How Do You Get To Carnegie Hall?
May 2, 2008
It's the old joke, right? Somebody stops a pedestrian in Manhattan and says, "How do you get to Carnegie Hall?"
The pedestrian says, "Practice, practice, practice."
My youngest son, Sean, had a 4th grade concert on Tuesday. When we got to the auditorium at the high school, we seemed to have an opening act--2 or 3 adult musicians were off to one side playing violin and viola and cello.
As it turned out, one was a professor of violin at the University of Michigan and the two ladies were string education majors. Oxford Schools has a strong music program, but they don't have an orchestra program... until now. So they were there to announce that Oxford was starting a strings program in the 5th grade next year and the professor gave a little talk and then the two ladies played a couple tunes. They were great.
The professor commented that when you first get a violin it sounds like this: and then he played a creaky, squeaky bit. And commented that typically after 7 or 8 weeks you wanted to throw the damned thing away. But that it took a lot of hard work and time to get as good as the ladies who were about to play.
I've been a musician of sorts for most of my life. I started playing piano at the age of 8, began saxophone when I was in 5th grade. And now I'm taking guitar lessons after a nearly 20-year hiatus from actually making music. At one time I taught both saxophone and piano.
I really do understand that there's a learning curve and I really do take my understanding of this to my study of guitar. I do understand that a little bit of work over a long period of time will have significant benefits. I know the value of repetition and rarely get bored with it. I understand that when I have a problem with a particular section of music, the thing to do is to isolate that section and repeat it slowly over and over and over and over again. I do understand that, yes, it takes time, but you do improve. I understand that improvement is usually incremental, but sometimes you do take leaps. I understand that listening carefully to music and other guitarists is part of the educational process.
I have noted, however, that aspiring writers don't seem to get this. I think it has something to do with being taught to read and write in first grade. So by the time everyone's an adult, they figure they know all they need to know about writing. That the only difference between their writing and a professional writer is the professionals are getting paid. (A not insignificant difference).
Sometimes they're right.
Most of the time they're wrong.

- _BRIEF A_:
In the post about practice, at what age did the writer begin playing piano?

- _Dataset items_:
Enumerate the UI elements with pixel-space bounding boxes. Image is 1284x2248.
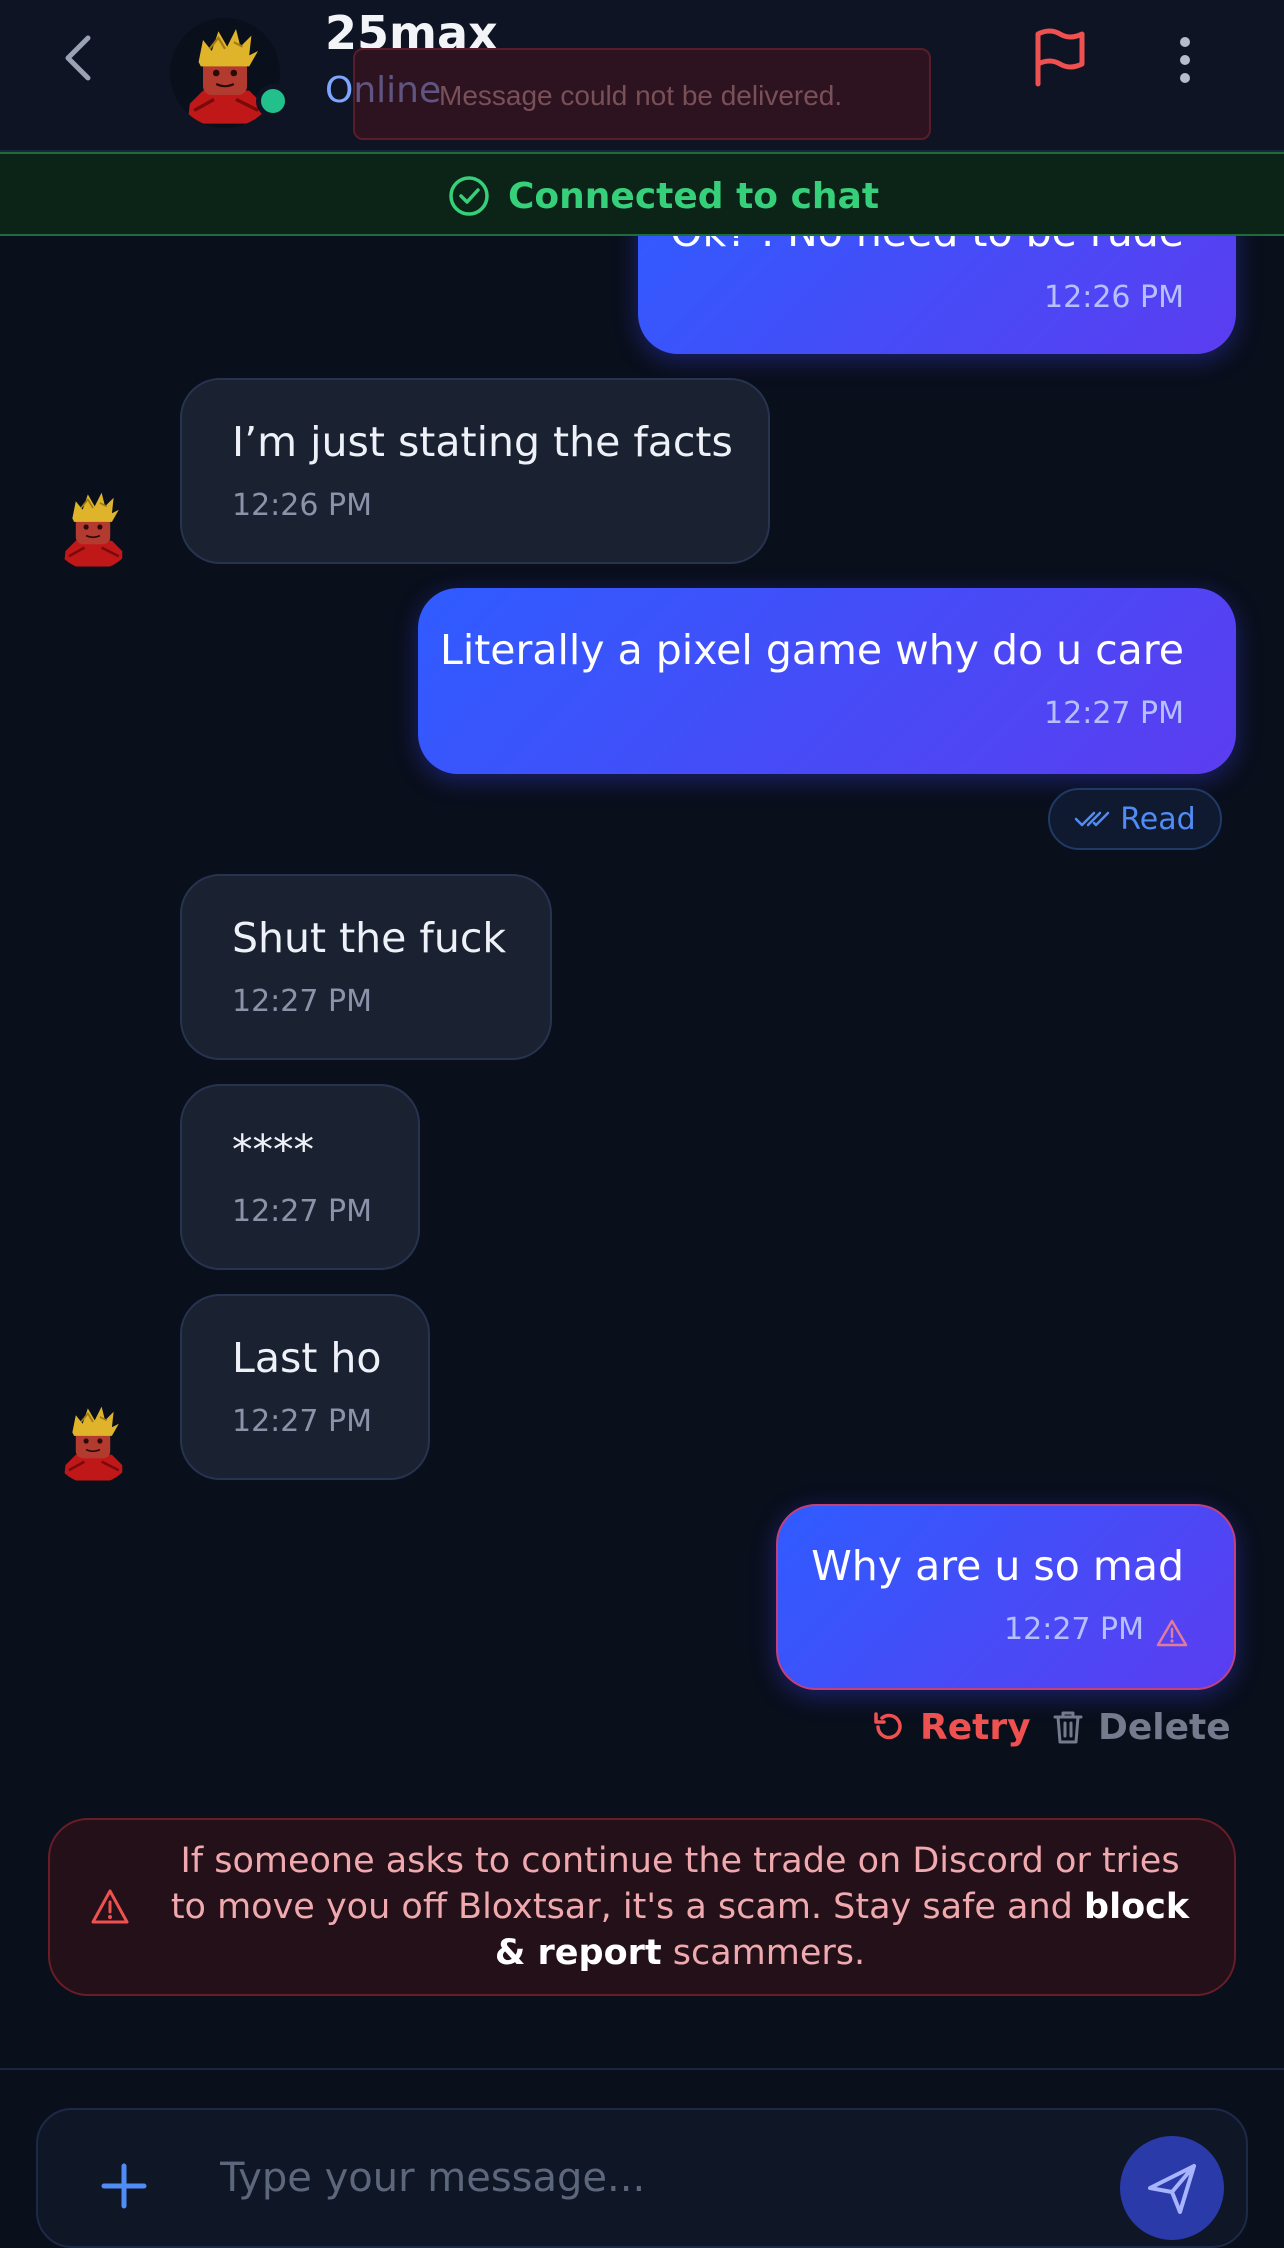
avatar-image [50,484,136,570]
message-time: 12:27 PM [232,1194,372,1229]
more-options-button[interactable] [1165,30,1205,90]
message-text: **** [232,1126,314,1174]
contact-avatar[interactable] [170,18,290,128]
sender-avatar[interactable] [50,484,136,570]
plus-icon [101,2163,147,2209]
composer-divider [0,2068,1284,2070]
flag-icon [1035,28,1085,87]
delete-label: Delete [1098,1706,1231,1748]
send-icon [1148,2164,1196,2214]
message-time: 12:27 PM [1044,696,1184,731]
avatar-image [50,1398,136,1484]
message-text: Literally a pixel game why do u care [440,626,1184,674]
message-bubble-incoming[interactable]: I’m just stating the facts 12:26 PM [180,378,770,564]
warning-triangle-icon [1156,1619,1188,1647]
message-text: Shut the fuck [232,914,507,962]
back-button[interactable] [50,28,110,88]
send-button[interactable] [1120,2136,1224,2240]
message-bubble-incoming[interactable]: **** 12:27 PM [180,1084,420,1270]
warning-text-start: If someone asks to continue the trade on… [170,1841,1180,1927]
chat-header: 25max Online Message could not be delive… [0,0,1284,152]
report-button[interactable] [1030,26,1090,90]
delete-button[interactable]: Delete [1052,1702,1231,1752]
warning-triangle-icon [91,1889,129,1924]
online-indicator [256,84,290,118]
message-bubble-incoming[interactable]: Shut the fuck 12:27 PM [180,874,552,1060]
scam-warning-banner: If someone asks to continue the trade on… [48,1818,1236,1996]
retry-icon [874,1712,902,1740]
trash-icon [1053,1711,1083,1744]
warning-text: If someone asks to continue the trade on… [160,1838,1200,1976]
message-bubble-incoming[interactable]: Last ho 12:27 PM [180,1294,430,1480]
message-composer [36,2108,1248,2248]
error-toast: Message could not be delivered. [353,48,931,140]
message-bubble-outgoing[interactable]: Literally a pixel game why do u care 12:… [418,588,1236,774]
double-check-icon [1075,811,1110,827]
check-circle-icon [449,176,489,216]
message-time: 12:27 PM [232,984,372,1019]
more-vertical-icon [1180,37,1190,83]
sender-avatar[interactable] [50,1398,136,1484]
back-arrow-icon [65,35,91,81]
connection-text: Connected to chat [508,175,880,217]
connection-banner: Connected to chat [0,152,1284,236]
message-input[interactable] [218,2142,1082,2214]
read-receipt-badge: Read [1048,788,1222,850]
message-text: I’m just stating the facts [232,418,733,466]
message-time: 12:27 PM [1004,1612,1144,1647]
retry-button[interactable]: Retry [870,1702,1031,1752]
warning-text-end: scammers. [661,1933,866,1973]
message-time: 12:27 PM [232,1404,372,1439]
message-text: Last ho [232,1334,382,1382]
read-status: Read [1120,801,1196,837]
retry-label: Retry [920,1706,1031,1748]
message-bubble-failed[interactable]: Why are u so mad 12:27 PM [776,1504,1236,1690]
attach-button[interactable] [94,2156,154,2216]
message-time: 12:26 PM [232,488,372,523]
message-time: 12:26 PM [1044,280,1184,315]
message-text: Why are u so mad [811,1542,1184,1590]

- _BRIEF B_:
Please quote the lines of the dataset items from the line with "avatar-image [50,484,136,570]" up to and including the line with "message-bubble-incoming[interactable]: **** 12:27".

- _TASK ANSWER A_:
At the age of 8.

- _TASK ANSWER B_:
avatar-image [50,484,136,570]
message-time: 12:27 PM [232,1194,372,1229]
more-options-button[interactable] [1165,30,1205,90]
message-text: **** [232,1126,314,1174]
contact-avatar[interactable] [170,18,290,128]
sender-avatar[interactable] [50,484,136,570]
plus-icon [101,2163,147,2209]
composer-divider [0,2068,1284,2070]
flag-icon [1035,28,1085,87]
delete-label: Delete [1098,1706,1231,1748]
send-icon [1148,2164,1196,2214]
message-time: 12:27 PM [1044,696,1184,731]
avatar-image [50,1398,136,1484]
message-text: Literally a pixel game why do u care [440,626,1184,674]
message-bubble-incoming[interactable]: I’m just stating the facts 12:26 PM [180,378,770,564]
warning-triangle-icon [1156,1619,1188,1647]
message-text: Shut the fuck [232,914,507,962]
back-button[interactable] [50,28,110,88]
send-button[interactable] [1120,2136,1224,2240]
message-bubble-incoming[interactable]: **** 12:27 PM [180,1084,420,1270]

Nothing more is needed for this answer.